_WHAT YOU WILL DO:_ Every record below is to be retyped exactly.

Stored data
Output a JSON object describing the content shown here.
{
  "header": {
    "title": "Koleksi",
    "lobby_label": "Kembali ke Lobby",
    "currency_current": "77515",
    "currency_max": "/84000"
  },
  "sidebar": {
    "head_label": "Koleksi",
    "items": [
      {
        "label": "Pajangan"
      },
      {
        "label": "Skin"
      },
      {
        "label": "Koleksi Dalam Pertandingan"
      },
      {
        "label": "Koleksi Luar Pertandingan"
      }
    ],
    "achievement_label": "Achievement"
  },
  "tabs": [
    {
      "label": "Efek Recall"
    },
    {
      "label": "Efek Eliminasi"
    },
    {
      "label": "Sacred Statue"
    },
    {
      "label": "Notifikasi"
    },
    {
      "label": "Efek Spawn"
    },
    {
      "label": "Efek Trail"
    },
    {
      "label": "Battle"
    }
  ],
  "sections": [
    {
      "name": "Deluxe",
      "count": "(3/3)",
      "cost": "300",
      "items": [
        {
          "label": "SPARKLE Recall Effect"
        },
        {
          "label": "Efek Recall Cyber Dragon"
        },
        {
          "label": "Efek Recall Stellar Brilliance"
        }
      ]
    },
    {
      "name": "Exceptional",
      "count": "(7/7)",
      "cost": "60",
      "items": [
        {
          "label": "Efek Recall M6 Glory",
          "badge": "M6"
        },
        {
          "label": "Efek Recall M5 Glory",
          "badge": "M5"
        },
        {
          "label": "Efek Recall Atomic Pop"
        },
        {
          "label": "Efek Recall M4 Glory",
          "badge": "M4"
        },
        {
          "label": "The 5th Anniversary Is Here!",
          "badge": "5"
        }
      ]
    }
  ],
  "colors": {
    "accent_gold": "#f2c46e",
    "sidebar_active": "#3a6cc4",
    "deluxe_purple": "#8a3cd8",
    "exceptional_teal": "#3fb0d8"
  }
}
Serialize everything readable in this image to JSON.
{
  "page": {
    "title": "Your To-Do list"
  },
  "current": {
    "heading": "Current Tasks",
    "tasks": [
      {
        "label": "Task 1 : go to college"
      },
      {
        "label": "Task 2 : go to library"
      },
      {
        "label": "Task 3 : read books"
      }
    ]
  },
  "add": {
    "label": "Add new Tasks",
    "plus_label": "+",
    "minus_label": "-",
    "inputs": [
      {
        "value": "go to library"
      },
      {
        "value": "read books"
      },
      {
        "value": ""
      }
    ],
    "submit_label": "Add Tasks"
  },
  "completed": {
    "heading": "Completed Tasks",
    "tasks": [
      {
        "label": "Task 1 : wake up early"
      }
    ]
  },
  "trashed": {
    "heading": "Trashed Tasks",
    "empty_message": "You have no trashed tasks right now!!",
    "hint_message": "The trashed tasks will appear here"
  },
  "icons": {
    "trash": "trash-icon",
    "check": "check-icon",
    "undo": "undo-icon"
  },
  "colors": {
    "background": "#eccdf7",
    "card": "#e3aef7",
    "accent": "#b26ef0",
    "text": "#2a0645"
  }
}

_CORRECT ANSWER:_
Output a JSON object describing the content shown here.
{
  "header": {
    "title": "Koleksi",
    "lobby_label": "Kembali ke Lobby",
    "currency_current": "77515",
    "currency_max": "/84000"
  },
  "sidebar": {
    "head_label": "Koleksi",
    "items": [
      {
        "label": "Pajangan"
      },
      {
        "label": "Skin"
      },
      {
        "label": "Koleksi Dalam Pertandingan"
      },
      {
        "label": "Koleksi Luar Pertandingan"
      }
    ],
    "achievement_label": "Achievement"
  },
  "tabs": [
    {
      "label": "Efek Recall"
    },
    {
      "label": "Efek Eliminasi"
    },
    {
      "label": "Sacred Statue"
    },
    {
      "label": "Notifikasi"
    },
    {
      "label": "Efek Spawn"
    },
    {
      "label": "Efek Trail"
    },
    {
      "label": "Battle"
    }
  ],
  "sections": [
    {
      "name": "Deluxe",
      "count": "(3/3)",
      "cost": "300",
      "items": [
        {
          "label": "SPARKLE Recall Effect"
        },
        {
          "label": "Efek Recall Cyber Dragon"
        },
        {
          "label": "Efek Recall Stellar Brilliance"
        }
      ]
    },
    {
      "name": "Exceptional",
      "count": "(7/7)",
      "cost": "60",
      "items": [
        {
          "label": "Efek Recall M6 Glory",
          "badge": "M6"
        },
        {
          "label": "Efek Recall M5 Glory",
          "badge": "M5"
        },
        {
          "label": "Efek Recall Atomic Pop"
        },
        {
          "label": "Efek Recall M4 Glory",
          "badge": "M4"
        },
        {
          "label": "The 5th Anniversary Is Here!",
          "badge": "5"
        }
      ]
    }
  ],
  "colors": {
    "accent_gold": "#f2c46e",
    "sidebar_active": "#3a6cc4",
    "deluxe_purple": "#8a3cd8",
    "exceptional_teal": "#3fb0d8"
  }
}
Serialize everything readable in this image to JSON.
{
  "page": {
    "title": "Your To-Do list"
  },
  "current": {
    "heading": "Current Tasks",
    "tasks": [
      {
        "label": "Task 1 : go to college"
      },
      {
        "label": "Task 2 : go to library"
      },
      {
        "label": "Task 3 : read books"
      }
    ]
  },
  "add": {
    "label": "Add new Tasks",
    "plus_label": "+",
    "minus_label": "-",
    "inputs": [
      {
        "value": "go to library"
      },
      {
        "value": "read books"
      },
      {
        "value": ""
      }
    ],
    "submit_label": "Add Tasks"
  },
  "completed": {
    "heading": "Completed Tasks",
    "tasks": [
      {
        "label": "Task 1 : wake up early"
      }
    ]
  },
  "trashed": {
    "heading": "Trashed Tasks",
    "empty_message": "You have no trashed tasks right now!!",
    "hint_message": "The trashed tasks will appear here"
  },
  "icons": {
    "trash": "trash-icon",
    "check": "check-icon",
    "undo": "undo-icon"
  },
  "colors": {
    "background": "#eccdf7",
    "card": "#e3aef7",
    "accent": "#b26ef0",
    "text": "#2a0645"
  }
}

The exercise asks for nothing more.